Aim
Take the entries below and print all of them exactly, please.

Data provided
____
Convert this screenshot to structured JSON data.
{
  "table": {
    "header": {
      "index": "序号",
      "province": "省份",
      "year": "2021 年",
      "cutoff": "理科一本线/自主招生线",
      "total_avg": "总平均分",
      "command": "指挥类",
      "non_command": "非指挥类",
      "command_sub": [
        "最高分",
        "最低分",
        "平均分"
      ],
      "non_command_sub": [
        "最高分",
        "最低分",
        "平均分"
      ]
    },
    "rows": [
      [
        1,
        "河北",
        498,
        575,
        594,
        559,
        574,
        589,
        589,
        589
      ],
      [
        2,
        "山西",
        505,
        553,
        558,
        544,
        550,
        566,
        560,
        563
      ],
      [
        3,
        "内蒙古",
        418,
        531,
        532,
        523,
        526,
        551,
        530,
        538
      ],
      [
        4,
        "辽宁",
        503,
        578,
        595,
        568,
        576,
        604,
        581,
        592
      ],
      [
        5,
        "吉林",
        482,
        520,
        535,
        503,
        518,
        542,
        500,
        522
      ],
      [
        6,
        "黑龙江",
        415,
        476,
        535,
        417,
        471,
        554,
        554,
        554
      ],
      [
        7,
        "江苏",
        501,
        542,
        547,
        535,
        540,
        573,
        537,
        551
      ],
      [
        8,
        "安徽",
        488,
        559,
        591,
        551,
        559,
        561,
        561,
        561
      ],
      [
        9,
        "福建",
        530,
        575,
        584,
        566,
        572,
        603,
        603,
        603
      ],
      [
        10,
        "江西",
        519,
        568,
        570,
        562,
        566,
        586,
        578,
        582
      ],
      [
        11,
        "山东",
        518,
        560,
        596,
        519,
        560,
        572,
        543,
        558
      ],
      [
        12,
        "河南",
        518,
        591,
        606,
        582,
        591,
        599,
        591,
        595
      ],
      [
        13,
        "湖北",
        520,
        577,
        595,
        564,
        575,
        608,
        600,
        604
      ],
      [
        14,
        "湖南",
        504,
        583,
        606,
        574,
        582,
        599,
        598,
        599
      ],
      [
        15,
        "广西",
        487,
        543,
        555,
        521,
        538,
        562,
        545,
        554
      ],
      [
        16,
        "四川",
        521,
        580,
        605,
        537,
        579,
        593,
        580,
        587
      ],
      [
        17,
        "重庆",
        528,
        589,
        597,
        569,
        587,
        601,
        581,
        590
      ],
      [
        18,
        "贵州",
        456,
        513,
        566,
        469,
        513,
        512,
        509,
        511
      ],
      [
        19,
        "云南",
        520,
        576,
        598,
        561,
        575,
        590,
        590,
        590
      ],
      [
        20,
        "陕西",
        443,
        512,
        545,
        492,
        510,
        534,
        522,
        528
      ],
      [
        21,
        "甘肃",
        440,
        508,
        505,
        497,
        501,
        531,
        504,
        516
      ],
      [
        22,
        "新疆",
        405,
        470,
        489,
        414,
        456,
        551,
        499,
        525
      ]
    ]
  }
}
____
Finished answer
Convert this screenshot to structured JSON data.
{
  "table": {
    "header": {
      "index": "序号",
      "province": "省份",
      "year": "2021 年",
      "cutoff": "理科一本线/自主招生线",
      "total_avg": "总平均分",
      "command": "指挥类",
      "non_command": "非指挥类",
      "command_sub": [
        "最高分",
        "最低分",
        "平均分"
      ],
      "non_command_sub": [
        "最高分",
        "最低分",
        "平均分"
      ]
    },
    "rows": [
      [
        1,
        "河北",
        498,
        575,
        594,
        559,
        574,
        589,
        589,
        589
      ],
      [
        2,
        "山西",
        505,
        553,
        558,
        544,
        550,
        566,
        560,
        563
      ],
      [
        3,
        "内蒙古",
        418,
        531,
        532,
        523,
        526,
        551,
        530,
        538
      ],
      [
        4,
        "辽宁",
        503,
        578,
        595,
        568,
        576,
        604,
        581,
        592
      ],
      [
        5,
        "吉林",
        482,
        520,
        535,
        503,
        518,
        542,
        500,
        522
      ],
      [
        6,
        "黑龙江",
        415,
        476,
        535,
        417,
        471,
        554,
        554,
        554
      ],
      [
        7,
        "江苏",
        501,
        542,
        547,
        535,
        540,
        573,
        537,
        551
      ],
      [
        8,
        "安徽",
        488,
        559,
        591,
        551,
        559,
        561,
        561,
        561
      ],
      [
        9,
        "福建",
        530,
        575,
        584,
        566,
        572,
        603,
        603,
        603
      ],
      [
        10,
        "江西",
        519,
        568,
        570,
        562,
        566,
        586,
        578,
        582
      ],
      [
        11,
        "山东",
        518,
        560,
        596,
        519,
        560,
        572,
        543,
        558
      ],
      [
        12,
        "河南",
        518,
        591,
        606,
        582,
        591,
        599,
        591,
        595
      ],
      [
        13,
        "湖北",
        520,
        577,
        595,
        564,
        575,
        608,
        600,
        604
      ],
      [
        14,
        "湖南",
        504,
        583,
        606,
        574,
        582,
        599,
        598,
        599
      ],
      [
        15,
        "广西",
        487,
        543,
        555,
        521,
        538,
        562,
        545,
        554
      ],
      [
        16,
        "四川",
        521,
        580,
        605,
        537,
        579,
        593,
        580,
        587
      ],
      [
        17,
        "重庆",
        528,
        589,
        597,
        569,
        587,
        601,
        581,
        590
      ],
      [
        18,
        "贵州",
        456,
        513,
        566,
        469,
        513,
        512,
        509,
        511
      ],
      [
        19,
        "云南",
        520,
        576,
        598,
        561,
        575,
        590,
        590,
        590
      ],
      [
        20,
        "陕西",
        443,
        512,
        545,
        492,
        510,
        534,
        522,
        528
      ],
      [
        21,
        "甘肃",
        440,
        508,
        505,
        497,
        501,
        531,
        504,
        516
      ],
      [
        22,
        "新疆",
        405,
        470,
        489,
        414,
        456,
        551,
        499,
        525
      ]
    ]
  }
}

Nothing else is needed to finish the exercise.